> _WHAT THE TASK ASKS_:
Identify and copy all lines of the material where the string "color" is found.

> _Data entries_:

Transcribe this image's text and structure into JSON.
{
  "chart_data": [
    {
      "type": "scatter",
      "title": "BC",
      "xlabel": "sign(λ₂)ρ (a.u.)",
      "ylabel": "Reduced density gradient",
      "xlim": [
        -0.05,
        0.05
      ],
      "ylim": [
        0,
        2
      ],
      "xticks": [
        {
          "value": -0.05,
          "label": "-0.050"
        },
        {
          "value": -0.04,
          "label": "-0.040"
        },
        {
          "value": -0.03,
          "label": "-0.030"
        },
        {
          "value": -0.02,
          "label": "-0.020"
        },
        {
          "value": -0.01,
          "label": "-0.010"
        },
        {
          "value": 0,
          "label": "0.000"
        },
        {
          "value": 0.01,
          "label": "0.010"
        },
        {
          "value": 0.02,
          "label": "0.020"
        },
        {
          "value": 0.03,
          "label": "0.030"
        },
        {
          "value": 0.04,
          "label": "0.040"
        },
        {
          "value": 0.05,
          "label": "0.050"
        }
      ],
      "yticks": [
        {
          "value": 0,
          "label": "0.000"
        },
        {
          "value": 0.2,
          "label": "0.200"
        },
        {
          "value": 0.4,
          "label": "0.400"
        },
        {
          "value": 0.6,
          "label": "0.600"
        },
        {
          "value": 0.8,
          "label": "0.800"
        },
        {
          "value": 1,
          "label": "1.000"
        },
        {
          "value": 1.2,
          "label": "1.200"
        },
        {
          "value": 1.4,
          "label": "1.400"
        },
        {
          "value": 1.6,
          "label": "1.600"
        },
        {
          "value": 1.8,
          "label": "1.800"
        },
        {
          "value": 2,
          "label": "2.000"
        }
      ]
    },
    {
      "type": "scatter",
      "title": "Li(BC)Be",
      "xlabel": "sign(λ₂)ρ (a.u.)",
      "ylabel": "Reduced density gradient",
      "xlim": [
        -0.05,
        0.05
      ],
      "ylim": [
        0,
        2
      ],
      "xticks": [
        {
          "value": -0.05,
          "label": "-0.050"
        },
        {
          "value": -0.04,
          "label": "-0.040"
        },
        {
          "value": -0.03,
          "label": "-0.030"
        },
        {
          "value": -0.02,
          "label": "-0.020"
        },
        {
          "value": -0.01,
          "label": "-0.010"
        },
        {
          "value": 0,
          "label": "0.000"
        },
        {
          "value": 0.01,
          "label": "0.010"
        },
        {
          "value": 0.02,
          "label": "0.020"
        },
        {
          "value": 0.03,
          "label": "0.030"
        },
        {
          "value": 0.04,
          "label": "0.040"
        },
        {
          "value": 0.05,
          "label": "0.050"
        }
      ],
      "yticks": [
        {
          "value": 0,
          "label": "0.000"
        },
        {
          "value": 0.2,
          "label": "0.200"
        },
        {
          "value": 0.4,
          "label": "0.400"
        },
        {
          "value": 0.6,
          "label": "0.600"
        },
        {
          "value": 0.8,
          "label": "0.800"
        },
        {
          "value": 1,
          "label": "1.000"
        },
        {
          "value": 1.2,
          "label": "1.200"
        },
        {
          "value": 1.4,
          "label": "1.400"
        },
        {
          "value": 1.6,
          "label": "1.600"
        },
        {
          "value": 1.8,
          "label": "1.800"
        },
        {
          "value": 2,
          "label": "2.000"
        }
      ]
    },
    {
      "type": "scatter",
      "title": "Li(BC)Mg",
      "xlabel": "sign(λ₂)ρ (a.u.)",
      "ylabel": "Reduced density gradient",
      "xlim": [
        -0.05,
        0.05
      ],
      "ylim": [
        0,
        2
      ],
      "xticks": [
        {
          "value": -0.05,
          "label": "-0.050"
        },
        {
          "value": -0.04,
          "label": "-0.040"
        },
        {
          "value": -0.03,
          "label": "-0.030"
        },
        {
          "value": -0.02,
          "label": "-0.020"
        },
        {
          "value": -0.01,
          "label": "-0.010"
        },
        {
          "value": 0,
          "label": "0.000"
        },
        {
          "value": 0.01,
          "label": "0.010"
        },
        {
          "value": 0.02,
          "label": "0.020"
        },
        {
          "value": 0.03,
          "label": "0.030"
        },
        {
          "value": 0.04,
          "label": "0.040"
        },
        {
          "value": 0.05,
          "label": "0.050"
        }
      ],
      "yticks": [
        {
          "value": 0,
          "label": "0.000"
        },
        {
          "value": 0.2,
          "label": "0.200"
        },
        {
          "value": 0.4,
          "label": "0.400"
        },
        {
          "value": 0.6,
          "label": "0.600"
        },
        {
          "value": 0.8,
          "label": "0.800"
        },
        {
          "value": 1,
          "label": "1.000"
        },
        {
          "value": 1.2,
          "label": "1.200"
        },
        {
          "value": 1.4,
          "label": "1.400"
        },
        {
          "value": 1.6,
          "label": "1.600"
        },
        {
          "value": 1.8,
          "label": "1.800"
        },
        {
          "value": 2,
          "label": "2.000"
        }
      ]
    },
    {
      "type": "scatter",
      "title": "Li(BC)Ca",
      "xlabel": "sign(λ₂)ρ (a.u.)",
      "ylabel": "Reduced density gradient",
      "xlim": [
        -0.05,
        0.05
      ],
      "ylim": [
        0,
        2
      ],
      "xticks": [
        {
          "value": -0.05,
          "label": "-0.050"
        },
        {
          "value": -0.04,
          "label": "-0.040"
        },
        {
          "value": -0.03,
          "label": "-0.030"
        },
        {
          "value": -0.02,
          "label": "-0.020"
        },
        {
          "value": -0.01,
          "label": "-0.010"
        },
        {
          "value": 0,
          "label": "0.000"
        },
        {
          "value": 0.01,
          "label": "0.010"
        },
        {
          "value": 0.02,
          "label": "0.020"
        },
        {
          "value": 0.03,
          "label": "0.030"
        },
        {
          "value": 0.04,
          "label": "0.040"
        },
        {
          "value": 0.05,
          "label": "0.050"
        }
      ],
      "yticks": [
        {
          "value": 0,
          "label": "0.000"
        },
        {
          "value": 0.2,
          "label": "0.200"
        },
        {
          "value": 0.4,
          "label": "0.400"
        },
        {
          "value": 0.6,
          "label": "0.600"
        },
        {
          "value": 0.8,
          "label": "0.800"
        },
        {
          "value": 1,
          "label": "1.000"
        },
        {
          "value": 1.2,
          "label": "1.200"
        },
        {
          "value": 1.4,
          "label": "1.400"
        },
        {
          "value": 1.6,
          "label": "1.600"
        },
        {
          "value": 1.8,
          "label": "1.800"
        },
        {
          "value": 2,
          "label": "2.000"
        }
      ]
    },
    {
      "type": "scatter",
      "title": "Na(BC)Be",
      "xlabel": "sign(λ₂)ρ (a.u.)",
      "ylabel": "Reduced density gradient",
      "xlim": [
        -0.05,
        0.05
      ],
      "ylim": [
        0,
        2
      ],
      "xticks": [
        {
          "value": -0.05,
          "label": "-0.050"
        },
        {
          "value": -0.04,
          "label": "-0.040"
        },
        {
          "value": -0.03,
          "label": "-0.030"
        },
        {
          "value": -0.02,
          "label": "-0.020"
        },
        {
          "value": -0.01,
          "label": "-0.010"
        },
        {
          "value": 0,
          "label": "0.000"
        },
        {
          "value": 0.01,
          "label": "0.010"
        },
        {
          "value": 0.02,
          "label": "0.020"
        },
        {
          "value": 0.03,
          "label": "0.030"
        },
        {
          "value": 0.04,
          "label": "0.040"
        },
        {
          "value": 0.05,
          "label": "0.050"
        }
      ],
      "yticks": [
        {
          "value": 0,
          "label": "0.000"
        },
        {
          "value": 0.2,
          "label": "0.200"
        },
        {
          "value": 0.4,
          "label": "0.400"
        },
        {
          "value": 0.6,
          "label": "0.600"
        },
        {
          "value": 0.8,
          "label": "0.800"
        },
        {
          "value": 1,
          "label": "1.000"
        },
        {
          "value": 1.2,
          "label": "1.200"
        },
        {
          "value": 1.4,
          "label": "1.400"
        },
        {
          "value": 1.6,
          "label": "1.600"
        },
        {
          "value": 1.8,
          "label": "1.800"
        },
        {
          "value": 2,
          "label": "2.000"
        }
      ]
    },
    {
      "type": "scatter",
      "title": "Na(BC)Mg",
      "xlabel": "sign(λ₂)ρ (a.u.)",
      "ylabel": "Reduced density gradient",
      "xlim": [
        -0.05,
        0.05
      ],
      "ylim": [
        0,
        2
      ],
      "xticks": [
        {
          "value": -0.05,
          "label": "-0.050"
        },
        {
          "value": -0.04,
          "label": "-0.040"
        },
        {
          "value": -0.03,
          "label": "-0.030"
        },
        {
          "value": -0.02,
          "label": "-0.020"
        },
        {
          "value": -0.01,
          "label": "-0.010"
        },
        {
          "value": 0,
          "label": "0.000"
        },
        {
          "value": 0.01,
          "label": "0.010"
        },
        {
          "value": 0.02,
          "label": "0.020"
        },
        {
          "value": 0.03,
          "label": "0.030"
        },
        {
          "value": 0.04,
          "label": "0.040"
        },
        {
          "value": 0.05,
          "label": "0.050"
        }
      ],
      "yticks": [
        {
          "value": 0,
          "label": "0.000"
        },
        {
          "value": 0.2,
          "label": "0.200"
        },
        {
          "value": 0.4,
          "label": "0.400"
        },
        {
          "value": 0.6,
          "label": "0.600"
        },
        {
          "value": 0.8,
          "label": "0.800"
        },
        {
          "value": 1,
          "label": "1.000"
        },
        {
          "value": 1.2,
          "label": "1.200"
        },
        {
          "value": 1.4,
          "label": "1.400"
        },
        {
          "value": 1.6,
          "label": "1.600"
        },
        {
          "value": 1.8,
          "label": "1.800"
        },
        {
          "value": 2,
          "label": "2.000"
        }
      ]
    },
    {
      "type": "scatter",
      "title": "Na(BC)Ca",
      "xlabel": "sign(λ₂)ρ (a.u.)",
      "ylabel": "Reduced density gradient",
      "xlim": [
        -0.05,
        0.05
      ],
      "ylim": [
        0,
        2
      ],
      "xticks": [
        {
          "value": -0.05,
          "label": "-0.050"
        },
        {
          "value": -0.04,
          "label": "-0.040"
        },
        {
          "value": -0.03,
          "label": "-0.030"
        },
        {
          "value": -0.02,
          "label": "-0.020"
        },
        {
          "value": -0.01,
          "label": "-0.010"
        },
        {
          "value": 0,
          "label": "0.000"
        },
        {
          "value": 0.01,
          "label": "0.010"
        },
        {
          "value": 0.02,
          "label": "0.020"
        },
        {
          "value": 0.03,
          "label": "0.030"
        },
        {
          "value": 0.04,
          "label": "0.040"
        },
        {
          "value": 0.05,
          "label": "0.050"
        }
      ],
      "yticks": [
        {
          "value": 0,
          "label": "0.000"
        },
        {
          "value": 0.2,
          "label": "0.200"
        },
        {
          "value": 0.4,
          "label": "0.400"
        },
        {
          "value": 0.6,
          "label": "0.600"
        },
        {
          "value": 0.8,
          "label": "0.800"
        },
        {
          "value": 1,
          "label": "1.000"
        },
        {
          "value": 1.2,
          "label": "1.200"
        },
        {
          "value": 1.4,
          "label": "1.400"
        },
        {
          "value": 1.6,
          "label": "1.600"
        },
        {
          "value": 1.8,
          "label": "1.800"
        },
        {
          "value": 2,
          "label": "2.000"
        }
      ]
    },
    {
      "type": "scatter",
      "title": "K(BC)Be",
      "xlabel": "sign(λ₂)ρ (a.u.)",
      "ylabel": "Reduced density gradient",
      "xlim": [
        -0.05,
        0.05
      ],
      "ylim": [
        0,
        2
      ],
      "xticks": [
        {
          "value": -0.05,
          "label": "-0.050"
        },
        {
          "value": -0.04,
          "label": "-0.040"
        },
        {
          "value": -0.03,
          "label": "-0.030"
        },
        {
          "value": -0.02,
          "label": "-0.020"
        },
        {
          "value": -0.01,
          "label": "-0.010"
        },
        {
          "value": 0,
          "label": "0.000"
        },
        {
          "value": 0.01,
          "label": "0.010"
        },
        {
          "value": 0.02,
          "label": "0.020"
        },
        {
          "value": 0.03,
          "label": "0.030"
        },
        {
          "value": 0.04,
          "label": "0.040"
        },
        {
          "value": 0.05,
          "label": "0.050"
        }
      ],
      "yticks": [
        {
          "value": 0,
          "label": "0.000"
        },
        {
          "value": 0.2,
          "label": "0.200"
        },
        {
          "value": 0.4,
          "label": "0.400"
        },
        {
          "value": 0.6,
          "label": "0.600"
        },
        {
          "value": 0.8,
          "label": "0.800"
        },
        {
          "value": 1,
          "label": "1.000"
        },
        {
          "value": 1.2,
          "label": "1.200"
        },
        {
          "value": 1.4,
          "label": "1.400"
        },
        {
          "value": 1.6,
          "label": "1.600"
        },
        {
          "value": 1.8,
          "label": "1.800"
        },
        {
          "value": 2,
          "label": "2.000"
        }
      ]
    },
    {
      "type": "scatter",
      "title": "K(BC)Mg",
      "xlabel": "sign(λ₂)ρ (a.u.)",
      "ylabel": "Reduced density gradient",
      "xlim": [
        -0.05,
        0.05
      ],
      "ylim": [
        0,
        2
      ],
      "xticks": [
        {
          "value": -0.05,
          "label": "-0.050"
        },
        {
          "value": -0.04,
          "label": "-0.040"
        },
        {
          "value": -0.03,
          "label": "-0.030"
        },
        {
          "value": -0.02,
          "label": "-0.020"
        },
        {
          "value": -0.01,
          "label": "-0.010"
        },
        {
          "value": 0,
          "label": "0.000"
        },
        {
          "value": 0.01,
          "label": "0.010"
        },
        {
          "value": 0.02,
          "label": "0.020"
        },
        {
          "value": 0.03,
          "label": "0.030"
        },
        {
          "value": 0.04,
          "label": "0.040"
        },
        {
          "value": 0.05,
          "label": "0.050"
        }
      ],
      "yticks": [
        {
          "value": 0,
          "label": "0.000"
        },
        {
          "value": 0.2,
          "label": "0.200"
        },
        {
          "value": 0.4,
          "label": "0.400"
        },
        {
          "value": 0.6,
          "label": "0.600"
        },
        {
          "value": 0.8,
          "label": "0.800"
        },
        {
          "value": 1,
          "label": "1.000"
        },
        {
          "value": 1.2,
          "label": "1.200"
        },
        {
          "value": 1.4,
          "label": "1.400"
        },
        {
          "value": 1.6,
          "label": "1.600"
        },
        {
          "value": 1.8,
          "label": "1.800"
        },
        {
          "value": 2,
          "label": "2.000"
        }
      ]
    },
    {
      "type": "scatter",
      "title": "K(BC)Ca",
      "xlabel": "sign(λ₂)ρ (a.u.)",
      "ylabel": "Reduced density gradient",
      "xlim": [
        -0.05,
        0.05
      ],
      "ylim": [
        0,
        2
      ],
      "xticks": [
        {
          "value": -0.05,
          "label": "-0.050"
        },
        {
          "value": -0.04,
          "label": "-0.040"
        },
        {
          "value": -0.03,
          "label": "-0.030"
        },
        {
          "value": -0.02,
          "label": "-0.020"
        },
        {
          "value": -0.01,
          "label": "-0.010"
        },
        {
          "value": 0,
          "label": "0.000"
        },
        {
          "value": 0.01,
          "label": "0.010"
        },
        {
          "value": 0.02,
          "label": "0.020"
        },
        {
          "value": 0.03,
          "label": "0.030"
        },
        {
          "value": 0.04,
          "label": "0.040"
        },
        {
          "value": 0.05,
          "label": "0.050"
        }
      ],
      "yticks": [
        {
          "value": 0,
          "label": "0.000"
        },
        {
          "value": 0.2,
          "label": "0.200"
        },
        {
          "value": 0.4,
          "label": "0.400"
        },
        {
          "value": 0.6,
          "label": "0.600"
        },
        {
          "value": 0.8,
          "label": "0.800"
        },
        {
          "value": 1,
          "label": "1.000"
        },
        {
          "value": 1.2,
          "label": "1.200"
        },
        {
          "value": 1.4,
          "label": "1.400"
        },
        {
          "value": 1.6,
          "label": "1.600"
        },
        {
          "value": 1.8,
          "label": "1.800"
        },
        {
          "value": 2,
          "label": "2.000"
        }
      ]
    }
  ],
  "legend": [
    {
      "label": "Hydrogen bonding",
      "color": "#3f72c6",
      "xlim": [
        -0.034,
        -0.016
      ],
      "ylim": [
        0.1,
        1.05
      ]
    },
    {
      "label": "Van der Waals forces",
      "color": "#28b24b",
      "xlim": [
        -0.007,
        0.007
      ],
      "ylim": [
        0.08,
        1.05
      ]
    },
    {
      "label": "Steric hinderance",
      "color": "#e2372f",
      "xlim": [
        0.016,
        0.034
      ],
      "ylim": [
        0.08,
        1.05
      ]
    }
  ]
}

> _EXPECTED ANSWER_:
      "color": "#3f72c6",
      "color": "#28b24b",
      "color": "#e2372f",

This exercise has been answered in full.